* _Aim of the task_: Make an exact copy of all the entries, but do not reproduce the pictures.

* _Data for this exercise_:
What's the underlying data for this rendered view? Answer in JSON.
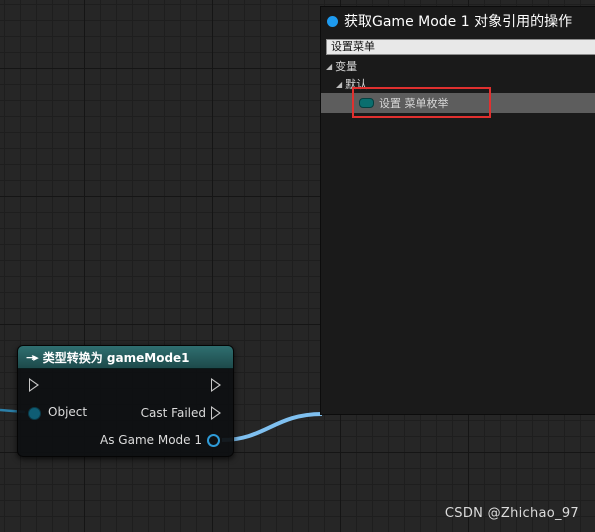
{
  "node": {
    "title": "类型转换为 gameMode1",
    "icon": "cast-arrows-icon",
    "pins": {
      "object": "Object",
      "cast_failed": "Cast Failed",
      "as_game_mode": "As Game Mode 1"
    },
    "header_color": "#2f6f70"
  },
  "panel": {
    "title": "获取Game Mode 1 对象引用的操作",
    "search_value": "设置菜单",
    "tree": {
      "category": "变量",
      "subcategory": "默认",
      "item": "设置 菜单枚举"
    },
    "accent_color": "#1e9bf0"
  },
  "highlight_color": "#e0302f",
  "wire_color": "#7fc0f0",
  "watermark": "CSDN @Zhichao_97"
}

* _Solution for this problem_:
What's the underlying data for this rendered view? Answer in JSON.
{
  "node": {
    "title": "类型转换为 gameMode1",
    "icon": "cast-arrows-icon",
    "pins": {
      "object": "Object",
      "cast_failed": "Cast Failed",
      "as_game_mode": "As Game Mode 1"
    },
    "header_color": "#2f6f70"
  },
  "panel": {
    "title": "获取Game Mode 1 对象引用的操作",
    "search_value": "设置菜单",
    "tree": {
      "category": "变量",
      "subcategory": "默认",
      "item": "设置 菜单枚举"
    },
    "accent_color": "#1e9bf0"
  },
  "highlight_color": "#e0302f",
  "wire_color": "#7fc0f0",
  "watermark": "CSDN @Zhichao_97"
}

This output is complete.